**WHAT TO WORK ON**
Show every line below where "region" can be found.

**INPUT FOR THIS TASK**
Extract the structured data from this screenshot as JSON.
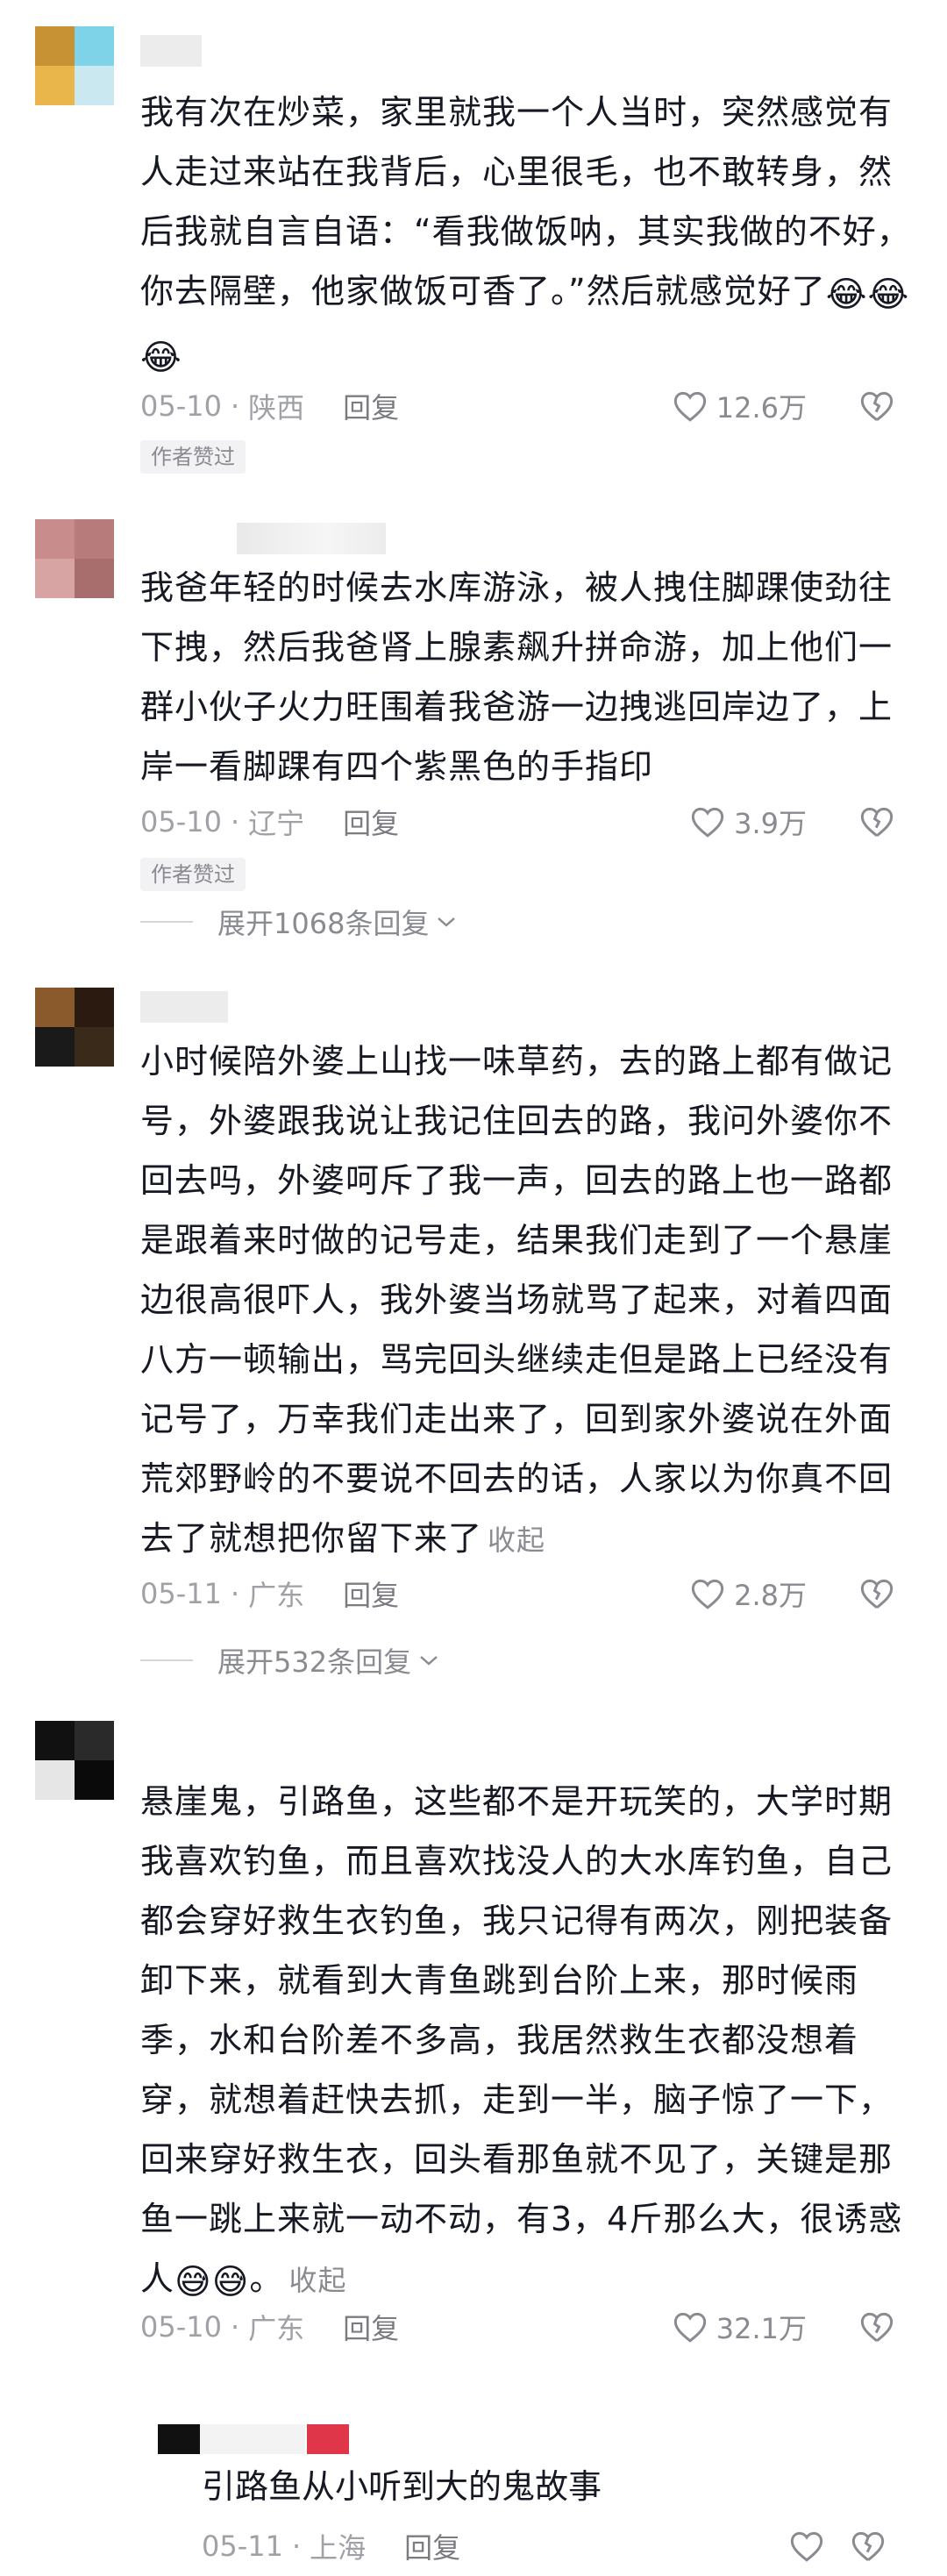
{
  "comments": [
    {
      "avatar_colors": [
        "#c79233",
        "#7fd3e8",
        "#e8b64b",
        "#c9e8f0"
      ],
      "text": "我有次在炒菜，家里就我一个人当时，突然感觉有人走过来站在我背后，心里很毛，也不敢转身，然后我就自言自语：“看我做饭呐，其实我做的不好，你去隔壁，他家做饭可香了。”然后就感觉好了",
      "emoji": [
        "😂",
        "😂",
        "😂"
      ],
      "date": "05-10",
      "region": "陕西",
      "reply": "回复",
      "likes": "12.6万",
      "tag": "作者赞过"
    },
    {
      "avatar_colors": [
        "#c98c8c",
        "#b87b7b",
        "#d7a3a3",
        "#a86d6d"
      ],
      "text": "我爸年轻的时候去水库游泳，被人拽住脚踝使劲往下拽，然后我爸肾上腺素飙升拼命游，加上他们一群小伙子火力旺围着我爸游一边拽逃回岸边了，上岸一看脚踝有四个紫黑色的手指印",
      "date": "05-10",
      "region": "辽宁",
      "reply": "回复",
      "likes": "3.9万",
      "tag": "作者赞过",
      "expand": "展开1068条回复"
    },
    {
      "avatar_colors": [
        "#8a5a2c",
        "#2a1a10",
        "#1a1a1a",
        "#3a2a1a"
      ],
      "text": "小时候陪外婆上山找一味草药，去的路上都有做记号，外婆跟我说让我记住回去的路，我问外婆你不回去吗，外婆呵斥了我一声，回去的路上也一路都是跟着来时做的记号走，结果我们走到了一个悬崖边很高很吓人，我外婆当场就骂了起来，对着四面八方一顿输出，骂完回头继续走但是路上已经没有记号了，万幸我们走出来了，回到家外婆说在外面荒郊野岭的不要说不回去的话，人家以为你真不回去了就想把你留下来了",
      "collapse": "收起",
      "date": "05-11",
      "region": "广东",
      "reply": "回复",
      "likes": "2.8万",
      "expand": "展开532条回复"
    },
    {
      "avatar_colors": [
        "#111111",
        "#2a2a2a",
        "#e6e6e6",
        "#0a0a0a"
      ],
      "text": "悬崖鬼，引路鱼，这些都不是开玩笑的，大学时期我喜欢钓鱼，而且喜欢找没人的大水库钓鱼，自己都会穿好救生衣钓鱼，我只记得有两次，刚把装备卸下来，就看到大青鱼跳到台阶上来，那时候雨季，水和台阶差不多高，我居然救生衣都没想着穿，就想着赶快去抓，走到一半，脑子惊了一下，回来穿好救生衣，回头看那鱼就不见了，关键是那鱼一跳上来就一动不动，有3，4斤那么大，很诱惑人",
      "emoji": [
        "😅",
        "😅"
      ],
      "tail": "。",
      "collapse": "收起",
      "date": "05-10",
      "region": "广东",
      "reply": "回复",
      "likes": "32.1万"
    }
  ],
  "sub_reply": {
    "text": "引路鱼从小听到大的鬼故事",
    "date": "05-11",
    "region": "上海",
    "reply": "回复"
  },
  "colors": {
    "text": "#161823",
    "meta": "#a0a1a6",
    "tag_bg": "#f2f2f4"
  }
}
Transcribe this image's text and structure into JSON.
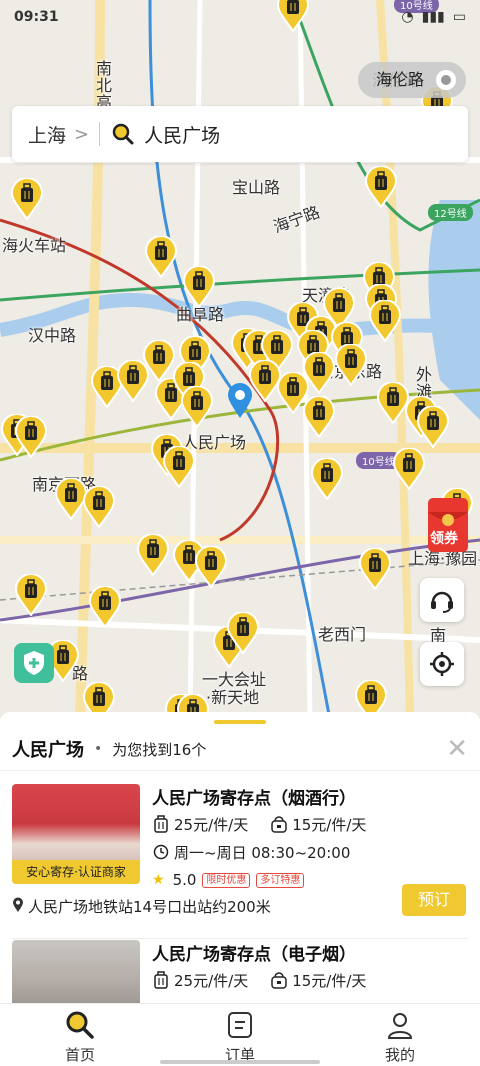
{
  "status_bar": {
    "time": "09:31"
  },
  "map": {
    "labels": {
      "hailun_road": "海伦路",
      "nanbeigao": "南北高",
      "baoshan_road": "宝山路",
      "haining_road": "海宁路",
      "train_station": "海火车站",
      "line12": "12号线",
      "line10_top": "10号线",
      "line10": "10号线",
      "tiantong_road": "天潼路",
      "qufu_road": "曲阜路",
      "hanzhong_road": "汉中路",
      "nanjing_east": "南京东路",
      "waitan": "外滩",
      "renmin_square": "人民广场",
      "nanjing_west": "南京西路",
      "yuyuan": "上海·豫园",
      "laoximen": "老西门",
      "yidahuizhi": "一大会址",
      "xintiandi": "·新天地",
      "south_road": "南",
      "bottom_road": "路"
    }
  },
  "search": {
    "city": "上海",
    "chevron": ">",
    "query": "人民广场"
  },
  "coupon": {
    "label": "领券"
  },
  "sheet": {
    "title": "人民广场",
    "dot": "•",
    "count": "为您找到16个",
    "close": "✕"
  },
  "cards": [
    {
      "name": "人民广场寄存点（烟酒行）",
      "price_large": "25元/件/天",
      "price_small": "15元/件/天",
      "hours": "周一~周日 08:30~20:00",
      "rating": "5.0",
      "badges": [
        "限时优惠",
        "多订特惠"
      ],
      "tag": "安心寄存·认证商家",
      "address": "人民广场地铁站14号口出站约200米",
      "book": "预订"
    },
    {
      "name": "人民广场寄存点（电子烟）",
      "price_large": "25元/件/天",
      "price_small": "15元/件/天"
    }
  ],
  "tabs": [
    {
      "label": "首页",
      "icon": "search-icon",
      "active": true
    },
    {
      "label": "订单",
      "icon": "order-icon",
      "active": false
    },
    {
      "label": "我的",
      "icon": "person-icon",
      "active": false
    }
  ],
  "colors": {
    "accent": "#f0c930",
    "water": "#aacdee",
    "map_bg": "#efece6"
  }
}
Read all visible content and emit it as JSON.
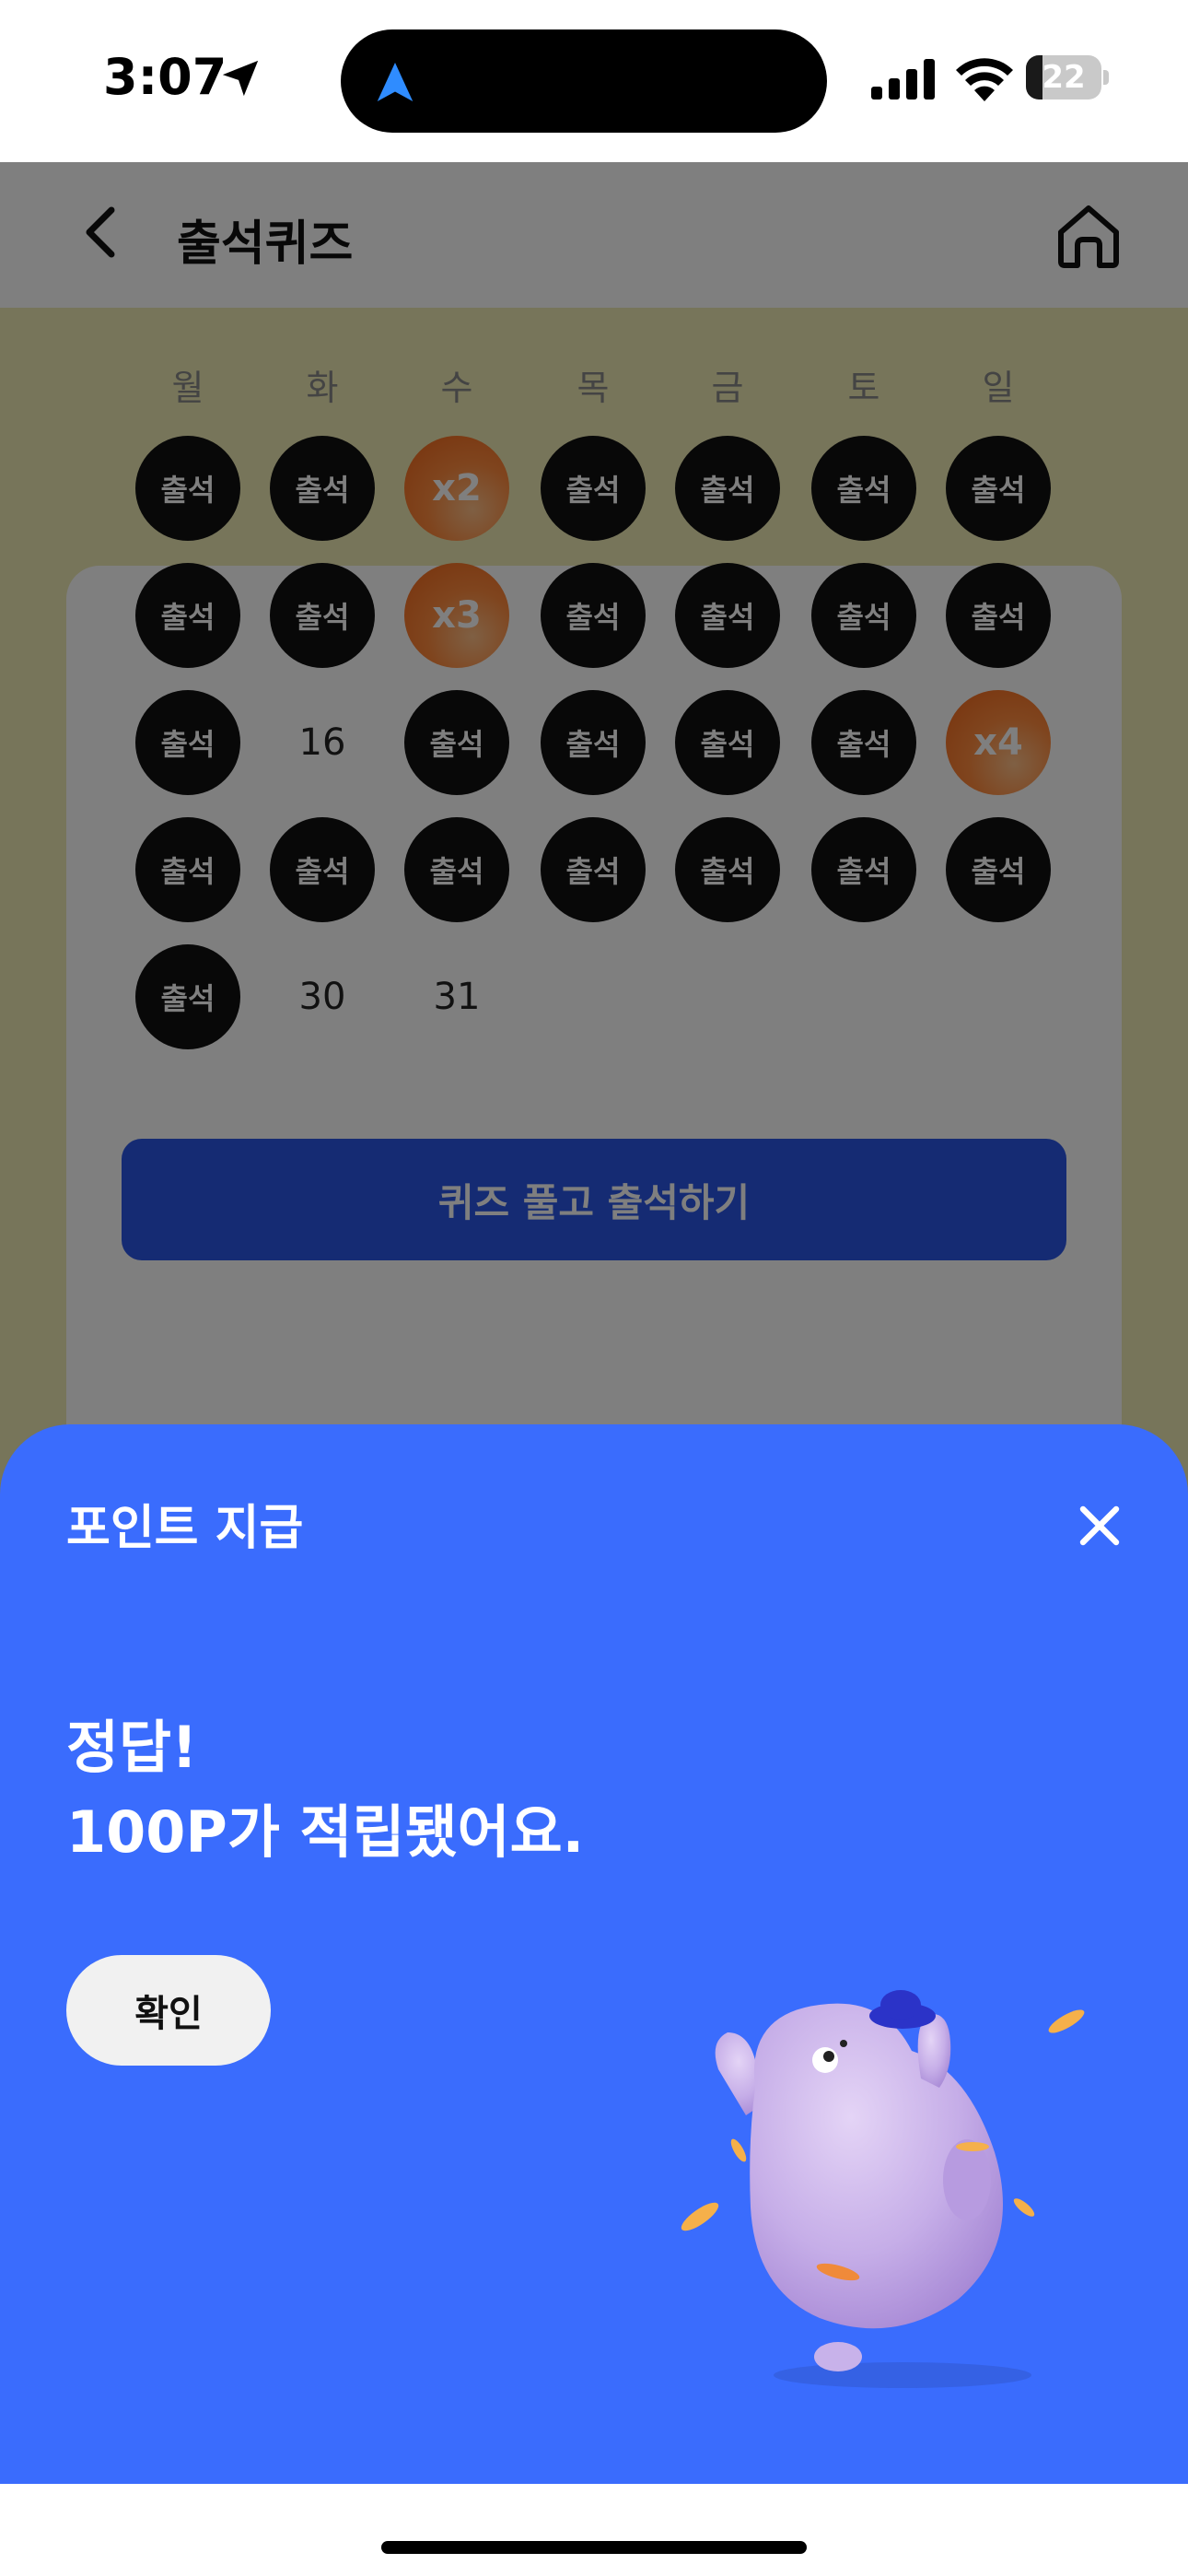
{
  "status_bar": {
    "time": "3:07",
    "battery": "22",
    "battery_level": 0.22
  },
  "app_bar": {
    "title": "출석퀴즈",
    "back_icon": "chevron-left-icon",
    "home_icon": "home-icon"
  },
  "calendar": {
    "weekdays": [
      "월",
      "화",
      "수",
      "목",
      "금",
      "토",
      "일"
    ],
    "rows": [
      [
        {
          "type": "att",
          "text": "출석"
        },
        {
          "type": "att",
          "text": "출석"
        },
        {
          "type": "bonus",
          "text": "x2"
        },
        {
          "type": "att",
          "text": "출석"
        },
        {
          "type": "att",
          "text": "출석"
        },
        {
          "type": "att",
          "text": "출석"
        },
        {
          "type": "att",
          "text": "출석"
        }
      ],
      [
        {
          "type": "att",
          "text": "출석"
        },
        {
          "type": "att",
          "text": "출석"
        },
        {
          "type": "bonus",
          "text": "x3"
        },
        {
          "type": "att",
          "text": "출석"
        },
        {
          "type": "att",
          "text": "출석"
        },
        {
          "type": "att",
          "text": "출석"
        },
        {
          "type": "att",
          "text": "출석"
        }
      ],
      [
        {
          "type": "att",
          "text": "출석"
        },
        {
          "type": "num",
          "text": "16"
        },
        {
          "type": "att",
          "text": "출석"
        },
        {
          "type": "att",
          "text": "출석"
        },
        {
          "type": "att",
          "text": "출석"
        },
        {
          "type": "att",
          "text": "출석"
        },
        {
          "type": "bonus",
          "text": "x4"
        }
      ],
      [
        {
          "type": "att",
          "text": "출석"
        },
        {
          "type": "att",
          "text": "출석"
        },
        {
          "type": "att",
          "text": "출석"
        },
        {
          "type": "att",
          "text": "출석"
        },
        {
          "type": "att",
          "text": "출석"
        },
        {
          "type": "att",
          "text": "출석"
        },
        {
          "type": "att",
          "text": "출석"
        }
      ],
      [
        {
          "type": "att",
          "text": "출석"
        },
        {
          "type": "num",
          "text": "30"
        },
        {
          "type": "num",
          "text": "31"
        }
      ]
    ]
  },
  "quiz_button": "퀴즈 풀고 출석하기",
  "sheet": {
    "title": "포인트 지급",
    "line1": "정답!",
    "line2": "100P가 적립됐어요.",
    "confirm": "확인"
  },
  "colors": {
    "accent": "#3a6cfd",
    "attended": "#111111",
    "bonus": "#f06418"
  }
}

**CORRECT RESULT**
      "region": "陕西",
      "region": "辽宁",
      "region": "广东",
      "region": "广东",
    "region": "上海",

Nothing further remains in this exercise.